GOAL: Find how many lines in the material hold the word "finger", then state that number and nothing more.

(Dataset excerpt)
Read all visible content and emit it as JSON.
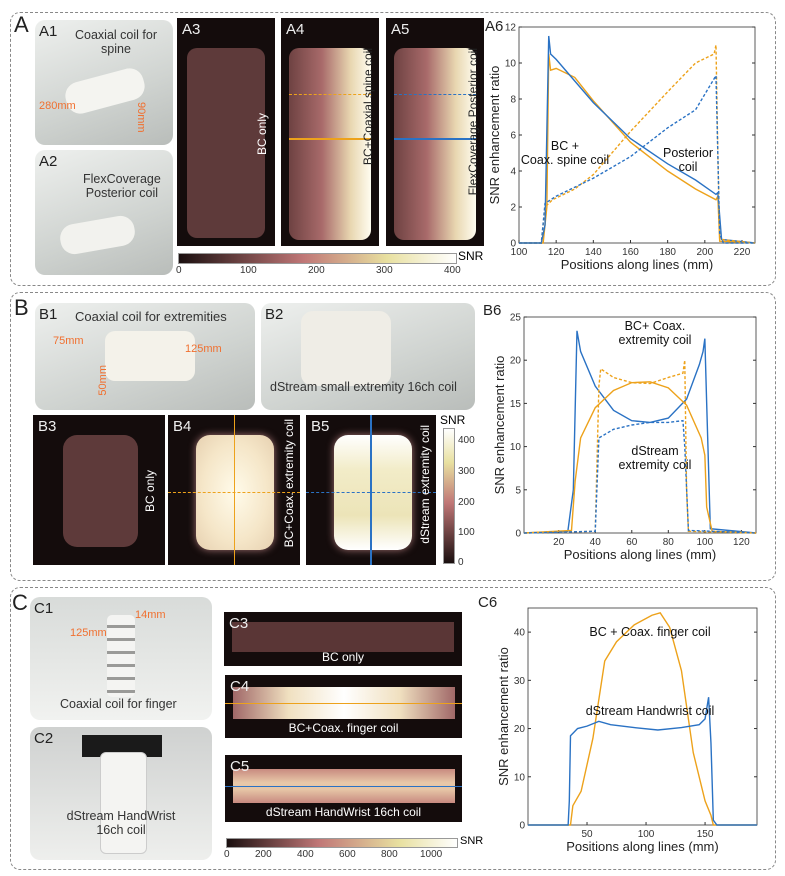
{
  "panels": {
    "A": "A",
    "A1": "A1",
    "A2": "A2",
    "A3": "A3",
    "A4": "A4",
    "A5": "A5",
    "A6": "A6",
    "B": "B",
    "B1": "B1",
    "B2": "B2",
    "B3": "B3",
    "B4": "B4",
    "B5": "B5",
    "B6": "B6",
    "C": "C",
    "C1": "C1",
    "C2": "C2",
    "C3": "C3",
    "C4": "C4",
    "C5": "C5",
    "C6": "C6"
  },
  "A": {
    "a1_title_1": "Coaxial coil for",
    "a1_title_2": "spine",
    "a1_dim_1": "280mm",
    "a1_dim_2": "90mm",
    "a2_title_1": "FlexCoverage",
    "a2_title_2": "Posterior coil",
    "a3_label": "BC only",
    "a4_label": "BC+Coaxial spine coil",
    "a5_label": "FlexCoverage Posterior coil",
    "colorbar": {
      "label": "SNR",
      "ticks": [
        "0",
        "100",
        "200",
        "300",
        "400"
      ]
    }
  },
  "B": {
    "b1_title": "Coaxial coil for extremities",
    "b1_dims": [
      "75mm",
      "125mm",
      "50mm"
    ],
    "b2_title": "dStream small extremity 16ch coil",
    "b3_label": "BC only",
    "b4_label": "BC+Coax. extremity coil",
    "b5_label": "dStream extremity coil",
    "colorbar": {
      "label": "SNR",
      "ticks": [
        "400",
        "300",
        "200",
        "100",
        "0"
      ]
    }
  },
  "C": {
    "c1_title": "Coaxial coil for finger",
    "c1_dims": [
      "125mm",
      "14mm"
    ],
    "c2_title_1": "dStream HandWrist",
    "c2_title_2": "16ch coil",
    "c3_label": "BC only",
    "c4_label": "BC+Coax. finger coil",
    "c5_label": "dStream HandWrist 16ch coil",
    "colorbar": {
      "label": "SNR",
      "ticks": [
        "0",
        "200",
        "400",
        "600",
        "800",
        "1000"
      ]
    }
  },
  "colors": {
    "blue": "#2a72c4",
    "yellow": "#eda21b",
    "orange": "#f07030"
  },
  "chart_data": [
    {
      "id": "A6",
      "type": "line",
      "xlabel": "Positions along lines (mm)",
      "ylabel": "SNR enhancement ratio",
      "xlim": [
        100,
        227
      ],
      "ylim": [
        0,
        12
      ],
      "xticks": [
        100,
        120,
        140,
        160,
        180,
        200,
        220
      ],
      "yticks": [
        0,
        2,
        4,
        6,
        8,
        10,
        12
      ],
      "annotations": [
        [
          "BC +",
          "Coax. spine coil"
        ],
        [
          "Posterior",
          "coil"
        ]
      ],
      "series": [
        {
          "name": "BC+Coaxial spine coil (vertical)",
          "color": "#eda21b",
          "dash": false,
          "points": [
            [
              100,
              0
            ],
            [
              113,
              0
            ],
            [
              115,
              2
            ],
            [
              116,
              10.5
            ],
            [
              117,
              9.6
            ],
            [
              120,
              9.7
            ],
            [
              130,
              9.2
            ],
            [
              140,
              7.9
            ],
            [
              160,
              5.6
            ],
            [
              180,
              4
            ],
            [
              195,
              3
            ],
            [
              206,
              2.4
            ],
            [
              207,
              2.6
            ],
            [
              208,
              0.1
            ],
            [
              227,
              0
            ]
          ]
        },
        {
          "name": "FlexCoverage Posterior coil (vertical)",
          "color": "#2a72c4",
          "dash": false,
          "points": [
            [
              100,
              0
            ],
            [
              112,
              0
            ],
            [
              114,
              1
            ],
            [
              116,
              11.5
            ],
            [
              117,
              10.5
            ],
            [
              120,
              10.2
            ],
            [
              130,
              9
            ],
            [
              140,
              7.8
            ],
            [
              160,
              5.8
            ],
            [
              180,
              4.4
            ],
            [
              195,
              3.5
            ],
            [
              206,
              2.7
            ],
            [
              207,
              2.8
            ],
            [
              209,
              0.2
            ],
            [
              227,
              0
            ]
          ]
        },
        {
          "name": "BC+Coaxial spine coil (horizontal)",
          "color": "#eda21b",
          "dash": true,
          "points": [
            [
              100,
              0
            ],
            [
              112,
              0
            ],
            [
              114,
              2
            ],
            [
              118,
              2.4
            ],
            [
              130,
              3
            ],
            [
              140,
              3.8
            ],
            [
              160,
              6.2
            ],
            [
              180,
              8.4
            ],
            [
              195,
              10
            ],
            [
              205,
              10.5
            ],
            [
              206,
              11
            ],
            [
              207,
              5
            ],
            [
              208,
              0.2
            ],
            [
              227,
              0
            ]
          ]
        },
        {
          "name": "FlexCoverage Posterior coil (horizontal)",
          "color": "#2a72c4",
          "dash": true,
          "points": [
            [
              100,
              0
            ],
            [
              112,
              0
            ],
            [
              114,
              2.2
            ],
            [
              120,
              2.6
            ],
            [
              140,
              3.6
            ],
            [
              160,
              4.8
            ],
            [
              180,
              6.4
            ],
            [
              195,
              7.4
            ],
            [
              206,
              9.3
            ],
            [
              208,
              0.5
            ],
            [
              210,
              0
            ],
            [
              227,
              0
            ]
          ]
        }
      ]
    },
    {
      "id": "B6",
      "type": "line",
      "xlabel": "Positions along lines (mm)",
      "ylabel": "SNR enhancement ratio",
      "xlim": [
        1,
        128
      ],
      "ylim": [
        0,
        25
      ],
      "xticks": [
        20,
        40,
        60,
        80,
        100,
        120
      ],
      "yticks": [
        0,
        5,
        10,
        15,
        20,
        25
      ],
      "annotations": [
        [
          "BC+ Coax.",
          "extremity coil"
        ],
        [
          "dStream",
          "extremity coil"
        ]
      ],
      "series": [
        {
          "name": "dStream extremity coil (vertical)",
          "color": "#2a72c4",
          "dash": false,
          "points": [
            [
              1,
              0
            ],
            [
              25,
              0.2
            ],
            [
              28,
              5
            ],
            [
              30,
              23.4
            ],
            [
              32,
              21
            ],
            [
              40,
              17
            ],
            [
              50,
              14.2
            ],
            [
              60,
              13
            ],
            [
              70,
              12.8
            ],
            [
              80,
              13.3
            ],
            [
              90,
              15.5
            ],
            [
              97,
              19.5
            ],
            [
              99,
              21
            ],
            [
              100,
              22.5
            ],
            [
              101,
              15
            ],
            [
              103,
              0.5
            ],
            [
              128,
              0
            ]
          ]
        },
        {
          "name": "BC+Coax. extremity coil (vertical)",
          "color": "#eda21b",
          "dash": false,
          "points": [
            [
              1,
              0
            ],
            [
              27,
              0.3
            ],
            [
              29,
              6
            ],
            [
              32,
              11
            ],
            [
              40,
              14.5
            ],
            [
              50,
              16.5
            ],
            [
              60,
              17.4
            ],
            [
              70,
              17.5
            ],
            [
              80,
              16.8
            ],
            [
              90,
              14.8
            ],
            [
              98,
              11
            ],
            [
              100,
              9
            ],
            [
              101,
              3
            ],
            [
              104,
              0.2
            ],
            [
              128,
              0
            ]
          ]
        },
        {
          "name": "BC+Coax. extremity coil (horizontal)",
          "color": "#eda21b",
          "dash": true,
          "points": [
            [
              1,
              0
            ],
            [
              40,
              0.2
            ],
            [
              42,
              17
            ],
            [
              43,
              19
            ],
            [
              50,
              18
            ],
            [
              60,
              17.4
            ],
            [
              70,
              17.3
            ],
            [
              80,
              18
            ],
            [
              88,
              18.5
            ],
            [
              89,
              20
            ],
            [
              90,
              5
            ],
            [
              91,
              0.2
            ],
            [
              128,
              0
            ]
          ]
        },
        {
          "name": "dStream extremity coil (horizontal)",
          "color": "#2a72c4",
          "dash": true,
          "points": [
            [
              1,
              0
            ],
            [
              40,
              0.2
            ],
            [
              42,
              11
            ],
            [
              50,
              12
            ],
            [
              60,
              12.5
            ],
            [
              70,
              12.8
            ],
            [
              80,
              12.8
            ],
            [
              88,
              13
            ],
            [
              89,
              10
            ],
            [
              91,
              0.3
            ],
            [
              128,
              0
            ]
          ]
        }
      ]
    },
    {
      "id": "C6",
      "type": "line",
      "xlabel": "Positions along lines (mm)",
      "ylabel": "SNR enhancement ratio",
      "xlim": [
        0,
        194
      ],
      "ylim": [
        0,
        45
      ],
      "xticks": [
        50,
        100,
        150
      ],
      "yticks": [
        0,
        10,
        20,
        30,
        40
      ],
      "annotations": [
        [
          "BC + Coax. finger coil"
        ],
        [
          "dStream Handwrist coil"
        ]
      ],
      "series": [
        {
          "name": "BC + Coax. finger coil",
          "color": "#eda21b",
          "dash": false,
          "points": [
            [
              0,
              0
            ],
            [
              36,
              0
            ],
            [
              38,
              4
            ],
            [
              45,
              7
            ],
            [
              55,
              18
            ],
            [
              65,
              34
            ],
            [
              75,
              38
            ],
            [
              90,
              41.5
            ],
            [
              105,
              43.5
            ],
            [
              112,
              44
            ],
            [
              120,
              41
            ],
            [
              130,
              32
            ],
            [
              140,
              15
            ],
            [
              150,
              5
            ],
            [
              155,
              2
            ],
            [
              157,
              0
            ],
            [
              194,
              0
            ]
          ]
        },
        {
          "name": "dStream Handwrist coil",
          "color": "#2a72c4",
          "dash": false,
          "points": [
            [
              0,
              0
            ],
            [
              34,
              0
            ],
            [
              35,
              5
            ],
            [
              36,
              18.5
            ],
            [
              38,
              19
            ],
            [
              42,
              20
            ],
            [
              50,
              20.5
            ],
            [
              60,
              21.5
            ],
            [
              70,
              20.8
            ],
            [
              90,
              20.2
            ],
            [
              110,
              19.7
            ],
            [
              130,
              20.2
            ],
            [
              145,
              20.8
            ],
            [
              150,
              22
            ],
            [
              152,
              25
            ],
            [
              153,
              26.5
            ],
            [
              155,
              17
            ],
            [
              157,
              1
            ],
            [
              160,
              0
            ],
            [
              194,
              0
            ]
          ]
        }
      ]
    }
  ]
}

RESULT OF THE TASK: 4